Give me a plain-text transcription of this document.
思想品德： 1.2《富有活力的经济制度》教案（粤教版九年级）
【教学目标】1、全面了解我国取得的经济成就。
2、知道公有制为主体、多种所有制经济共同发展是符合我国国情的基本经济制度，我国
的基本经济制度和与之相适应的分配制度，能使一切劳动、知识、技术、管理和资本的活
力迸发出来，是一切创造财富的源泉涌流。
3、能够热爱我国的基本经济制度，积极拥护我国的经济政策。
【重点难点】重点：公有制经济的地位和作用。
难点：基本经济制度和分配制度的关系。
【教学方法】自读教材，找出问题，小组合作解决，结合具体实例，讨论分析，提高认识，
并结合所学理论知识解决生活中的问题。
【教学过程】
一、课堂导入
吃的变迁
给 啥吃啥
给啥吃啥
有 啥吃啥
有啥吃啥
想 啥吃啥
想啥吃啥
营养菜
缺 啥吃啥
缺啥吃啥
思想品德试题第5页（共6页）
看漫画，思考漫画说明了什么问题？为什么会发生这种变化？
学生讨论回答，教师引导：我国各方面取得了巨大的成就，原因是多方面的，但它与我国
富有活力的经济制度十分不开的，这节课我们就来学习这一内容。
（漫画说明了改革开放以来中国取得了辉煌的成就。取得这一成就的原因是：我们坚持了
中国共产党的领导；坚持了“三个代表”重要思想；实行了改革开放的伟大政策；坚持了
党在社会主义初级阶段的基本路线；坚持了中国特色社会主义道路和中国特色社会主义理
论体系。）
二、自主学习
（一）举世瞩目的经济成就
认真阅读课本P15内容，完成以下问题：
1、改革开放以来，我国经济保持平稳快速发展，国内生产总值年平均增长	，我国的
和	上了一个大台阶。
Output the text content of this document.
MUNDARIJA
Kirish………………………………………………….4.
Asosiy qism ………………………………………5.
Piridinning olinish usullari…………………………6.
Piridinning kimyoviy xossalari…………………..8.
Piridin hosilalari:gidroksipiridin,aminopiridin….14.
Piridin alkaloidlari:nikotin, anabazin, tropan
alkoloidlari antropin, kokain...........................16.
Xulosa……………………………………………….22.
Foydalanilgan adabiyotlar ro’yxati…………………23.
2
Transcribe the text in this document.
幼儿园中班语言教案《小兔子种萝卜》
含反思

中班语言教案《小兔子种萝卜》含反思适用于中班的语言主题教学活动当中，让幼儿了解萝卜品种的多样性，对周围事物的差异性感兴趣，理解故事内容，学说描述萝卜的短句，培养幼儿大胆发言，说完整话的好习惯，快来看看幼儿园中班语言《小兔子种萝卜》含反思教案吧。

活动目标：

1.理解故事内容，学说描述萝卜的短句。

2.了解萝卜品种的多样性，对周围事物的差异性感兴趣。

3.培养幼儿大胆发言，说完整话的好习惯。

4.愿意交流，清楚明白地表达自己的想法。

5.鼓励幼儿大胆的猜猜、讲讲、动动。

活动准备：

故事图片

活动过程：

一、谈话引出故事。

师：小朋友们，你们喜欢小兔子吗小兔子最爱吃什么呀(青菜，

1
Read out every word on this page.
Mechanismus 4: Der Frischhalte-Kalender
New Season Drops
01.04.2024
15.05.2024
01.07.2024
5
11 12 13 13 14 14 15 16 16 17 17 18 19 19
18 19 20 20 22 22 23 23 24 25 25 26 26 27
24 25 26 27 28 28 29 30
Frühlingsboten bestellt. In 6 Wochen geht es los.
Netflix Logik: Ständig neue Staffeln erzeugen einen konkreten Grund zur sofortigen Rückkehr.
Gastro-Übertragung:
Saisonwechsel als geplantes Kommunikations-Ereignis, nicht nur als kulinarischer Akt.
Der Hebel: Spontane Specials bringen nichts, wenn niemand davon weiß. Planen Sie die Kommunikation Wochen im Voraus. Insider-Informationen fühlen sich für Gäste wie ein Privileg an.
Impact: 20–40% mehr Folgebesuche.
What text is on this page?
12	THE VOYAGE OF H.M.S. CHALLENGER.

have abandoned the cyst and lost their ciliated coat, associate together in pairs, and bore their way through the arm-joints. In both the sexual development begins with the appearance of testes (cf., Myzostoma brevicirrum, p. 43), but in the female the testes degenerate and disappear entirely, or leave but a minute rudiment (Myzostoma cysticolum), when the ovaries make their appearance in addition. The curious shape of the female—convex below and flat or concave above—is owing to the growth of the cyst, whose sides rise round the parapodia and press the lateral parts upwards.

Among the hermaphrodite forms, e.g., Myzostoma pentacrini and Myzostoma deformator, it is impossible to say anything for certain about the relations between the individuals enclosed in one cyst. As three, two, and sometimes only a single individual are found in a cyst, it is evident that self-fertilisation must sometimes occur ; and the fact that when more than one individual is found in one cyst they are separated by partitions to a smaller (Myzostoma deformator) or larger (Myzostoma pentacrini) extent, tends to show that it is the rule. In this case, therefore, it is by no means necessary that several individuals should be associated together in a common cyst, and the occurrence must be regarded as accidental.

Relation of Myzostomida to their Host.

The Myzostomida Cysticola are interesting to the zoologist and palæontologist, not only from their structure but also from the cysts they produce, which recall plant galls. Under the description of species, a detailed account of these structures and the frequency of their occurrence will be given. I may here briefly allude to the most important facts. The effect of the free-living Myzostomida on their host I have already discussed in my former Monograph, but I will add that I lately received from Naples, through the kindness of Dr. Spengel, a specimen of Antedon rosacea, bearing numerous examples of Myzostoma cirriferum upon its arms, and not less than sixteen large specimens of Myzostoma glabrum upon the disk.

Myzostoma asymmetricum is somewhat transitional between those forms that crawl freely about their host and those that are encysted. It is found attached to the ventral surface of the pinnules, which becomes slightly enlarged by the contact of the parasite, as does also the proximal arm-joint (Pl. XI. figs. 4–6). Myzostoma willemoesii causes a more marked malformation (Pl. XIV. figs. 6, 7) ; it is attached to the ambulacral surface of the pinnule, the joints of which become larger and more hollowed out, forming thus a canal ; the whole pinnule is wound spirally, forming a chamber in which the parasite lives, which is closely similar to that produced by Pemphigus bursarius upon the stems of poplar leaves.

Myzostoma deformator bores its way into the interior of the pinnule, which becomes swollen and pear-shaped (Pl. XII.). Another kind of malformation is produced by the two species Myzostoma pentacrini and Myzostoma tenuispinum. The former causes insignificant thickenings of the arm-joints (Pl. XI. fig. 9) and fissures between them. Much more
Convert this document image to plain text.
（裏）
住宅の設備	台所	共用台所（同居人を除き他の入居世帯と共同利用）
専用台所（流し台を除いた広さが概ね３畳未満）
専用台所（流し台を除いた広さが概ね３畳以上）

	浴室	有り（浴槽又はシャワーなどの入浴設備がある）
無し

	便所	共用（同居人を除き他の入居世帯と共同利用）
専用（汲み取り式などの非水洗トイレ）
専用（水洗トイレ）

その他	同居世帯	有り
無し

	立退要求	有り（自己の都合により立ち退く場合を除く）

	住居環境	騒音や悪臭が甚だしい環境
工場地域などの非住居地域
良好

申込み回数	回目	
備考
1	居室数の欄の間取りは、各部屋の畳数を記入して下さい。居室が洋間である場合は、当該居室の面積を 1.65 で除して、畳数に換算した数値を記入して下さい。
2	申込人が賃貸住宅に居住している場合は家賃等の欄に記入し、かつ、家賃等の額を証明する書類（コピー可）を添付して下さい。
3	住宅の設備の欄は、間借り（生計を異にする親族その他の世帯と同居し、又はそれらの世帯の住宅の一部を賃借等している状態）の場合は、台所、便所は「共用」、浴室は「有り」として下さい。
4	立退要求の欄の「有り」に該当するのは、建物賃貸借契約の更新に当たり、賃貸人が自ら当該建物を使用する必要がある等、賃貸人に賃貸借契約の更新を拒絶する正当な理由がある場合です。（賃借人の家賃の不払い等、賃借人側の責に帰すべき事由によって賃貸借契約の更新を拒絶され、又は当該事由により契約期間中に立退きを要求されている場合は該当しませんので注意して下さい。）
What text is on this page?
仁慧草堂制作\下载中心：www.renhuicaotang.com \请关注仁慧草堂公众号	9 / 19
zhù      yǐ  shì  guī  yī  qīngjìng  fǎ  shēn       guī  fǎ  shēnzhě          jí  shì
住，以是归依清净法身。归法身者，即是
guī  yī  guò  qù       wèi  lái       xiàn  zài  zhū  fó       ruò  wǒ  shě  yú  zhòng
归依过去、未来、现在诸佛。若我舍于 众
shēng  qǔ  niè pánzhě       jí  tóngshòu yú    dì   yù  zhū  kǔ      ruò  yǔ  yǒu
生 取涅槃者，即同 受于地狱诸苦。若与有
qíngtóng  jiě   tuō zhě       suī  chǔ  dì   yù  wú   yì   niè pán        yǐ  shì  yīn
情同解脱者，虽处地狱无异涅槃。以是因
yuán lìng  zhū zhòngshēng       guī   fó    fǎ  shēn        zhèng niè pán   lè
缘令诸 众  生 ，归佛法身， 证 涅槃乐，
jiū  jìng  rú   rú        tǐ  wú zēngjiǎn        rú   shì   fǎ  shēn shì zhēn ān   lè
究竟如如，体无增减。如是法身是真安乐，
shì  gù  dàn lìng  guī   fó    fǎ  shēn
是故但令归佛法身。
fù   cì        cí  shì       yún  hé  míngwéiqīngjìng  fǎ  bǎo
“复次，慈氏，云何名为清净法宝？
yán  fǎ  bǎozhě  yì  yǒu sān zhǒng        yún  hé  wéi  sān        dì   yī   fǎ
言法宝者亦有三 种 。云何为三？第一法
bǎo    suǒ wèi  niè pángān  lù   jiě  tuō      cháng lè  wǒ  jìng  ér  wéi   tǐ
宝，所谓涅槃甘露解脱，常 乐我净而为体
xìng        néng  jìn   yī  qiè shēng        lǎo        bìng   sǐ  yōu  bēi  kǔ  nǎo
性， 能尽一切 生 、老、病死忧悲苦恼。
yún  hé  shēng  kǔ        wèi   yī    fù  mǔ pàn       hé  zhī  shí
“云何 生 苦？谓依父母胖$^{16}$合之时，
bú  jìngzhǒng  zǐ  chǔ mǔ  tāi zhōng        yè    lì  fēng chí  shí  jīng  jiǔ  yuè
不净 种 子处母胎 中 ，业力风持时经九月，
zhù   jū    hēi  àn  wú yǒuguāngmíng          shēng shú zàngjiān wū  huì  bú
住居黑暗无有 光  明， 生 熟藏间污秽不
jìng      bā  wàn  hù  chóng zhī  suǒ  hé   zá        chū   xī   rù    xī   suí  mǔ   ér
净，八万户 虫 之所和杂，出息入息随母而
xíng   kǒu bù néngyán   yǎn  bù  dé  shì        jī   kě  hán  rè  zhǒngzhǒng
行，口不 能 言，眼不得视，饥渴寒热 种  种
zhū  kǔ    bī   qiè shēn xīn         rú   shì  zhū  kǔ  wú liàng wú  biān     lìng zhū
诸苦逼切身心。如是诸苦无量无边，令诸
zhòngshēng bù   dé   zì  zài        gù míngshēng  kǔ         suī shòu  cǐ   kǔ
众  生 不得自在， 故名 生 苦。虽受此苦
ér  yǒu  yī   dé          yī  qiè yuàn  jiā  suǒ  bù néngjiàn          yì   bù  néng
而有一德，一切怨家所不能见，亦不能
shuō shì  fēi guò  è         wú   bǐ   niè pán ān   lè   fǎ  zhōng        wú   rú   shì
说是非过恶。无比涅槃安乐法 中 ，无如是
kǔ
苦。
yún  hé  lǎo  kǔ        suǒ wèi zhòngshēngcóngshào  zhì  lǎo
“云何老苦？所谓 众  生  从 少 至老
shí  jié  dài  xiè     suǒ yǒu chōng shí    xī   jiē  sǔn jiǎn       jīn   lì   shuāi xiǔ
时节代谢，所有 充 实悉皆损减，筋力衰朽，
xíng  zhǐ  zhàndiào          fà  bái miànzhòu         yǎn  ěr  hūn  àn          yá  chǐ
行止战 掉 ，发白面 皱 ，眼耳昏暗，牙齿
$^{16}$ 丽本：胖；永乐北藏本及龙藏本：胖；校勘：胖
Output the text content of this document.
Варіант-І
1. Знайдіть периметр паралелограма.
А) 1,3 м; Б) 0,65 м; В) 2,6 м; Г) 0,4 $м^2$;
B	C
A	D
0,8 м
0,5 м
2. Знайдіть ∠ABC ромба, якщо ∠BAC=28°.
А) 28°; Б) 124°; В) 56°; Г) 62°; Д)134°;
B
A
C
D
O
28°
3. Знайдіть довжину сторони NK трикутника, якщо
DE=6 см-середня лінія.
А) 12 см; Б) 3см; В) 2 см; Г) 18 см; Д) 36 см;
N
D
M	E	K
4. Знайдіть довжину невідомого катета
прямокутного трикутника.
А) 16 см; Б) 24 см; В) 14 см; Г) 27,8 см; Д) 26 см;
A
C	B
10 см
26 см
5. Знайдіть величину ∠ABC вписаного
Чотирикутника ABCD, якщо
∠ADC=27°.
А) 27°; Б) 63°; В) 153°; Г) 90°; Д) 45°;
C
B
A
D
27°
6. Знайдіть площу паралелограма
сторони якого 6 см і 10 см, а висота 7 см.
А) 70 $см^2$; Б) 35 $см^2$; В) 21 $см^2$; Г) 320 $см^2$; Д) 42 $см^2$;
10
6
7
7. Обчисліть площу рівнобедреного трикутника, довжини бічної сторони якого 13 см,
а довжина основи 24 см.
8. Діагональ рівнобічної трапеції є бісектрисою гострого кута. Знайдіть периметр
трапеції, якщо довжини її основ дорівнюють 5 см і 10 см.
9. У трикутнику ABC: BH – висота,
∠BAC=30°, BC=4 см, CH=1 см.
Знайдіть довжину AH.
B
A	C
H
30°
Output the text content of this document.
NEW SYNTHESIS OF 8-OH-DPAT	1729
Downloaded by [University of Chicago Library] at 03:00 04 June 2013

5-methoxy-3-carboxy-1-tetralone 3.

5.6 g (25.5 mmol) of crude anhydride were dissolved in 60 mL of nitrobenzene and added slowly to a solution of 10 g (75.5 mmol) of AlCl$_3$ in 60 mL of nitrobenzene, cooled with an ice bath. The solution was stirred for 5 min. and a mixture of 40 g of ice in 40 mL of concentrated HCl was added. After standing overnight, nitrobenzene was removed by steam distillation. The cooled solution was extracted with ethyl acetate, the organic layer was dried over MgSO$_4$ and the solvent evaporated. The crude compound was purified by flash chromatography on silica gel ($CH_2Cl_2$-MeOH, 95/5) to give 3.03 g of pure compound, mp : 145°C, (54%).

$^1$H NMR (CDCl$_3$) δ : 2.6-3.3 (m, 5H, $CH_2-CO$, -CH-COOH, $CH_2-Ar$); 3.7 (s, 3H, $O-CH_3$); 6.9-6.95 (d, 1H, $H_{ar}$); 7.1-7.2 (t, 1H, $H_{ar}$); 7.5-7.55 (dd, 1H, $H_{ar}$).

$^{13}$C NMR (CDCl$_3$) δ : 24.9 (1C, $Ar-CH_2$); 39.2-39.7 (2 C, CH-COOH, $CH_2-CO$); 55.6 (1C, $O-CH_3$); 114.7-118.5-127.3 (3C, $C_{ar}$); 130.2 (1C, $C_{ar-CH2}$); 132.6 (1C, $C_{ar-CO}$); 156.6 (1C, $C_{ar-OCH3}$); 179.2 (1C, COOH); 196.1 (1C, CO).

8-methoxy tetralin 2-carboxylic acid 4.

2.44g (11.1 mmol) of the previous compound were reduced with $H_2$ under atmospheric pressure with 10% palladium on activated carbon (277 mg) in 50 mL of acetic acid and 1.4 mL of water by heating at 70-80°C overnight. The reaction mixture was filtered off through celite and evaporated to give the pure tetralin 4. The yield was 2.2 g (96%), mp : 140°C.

◆ ◆ ◆ ◆ ◆

# [SET TASK]
Search the entries for "Piridinning" and copy out each line that has it.

# [TASK SOLUTION]
Piridinning olinish usullari…………………………6.
Piridinning kimyoviy xossalari…………………..8.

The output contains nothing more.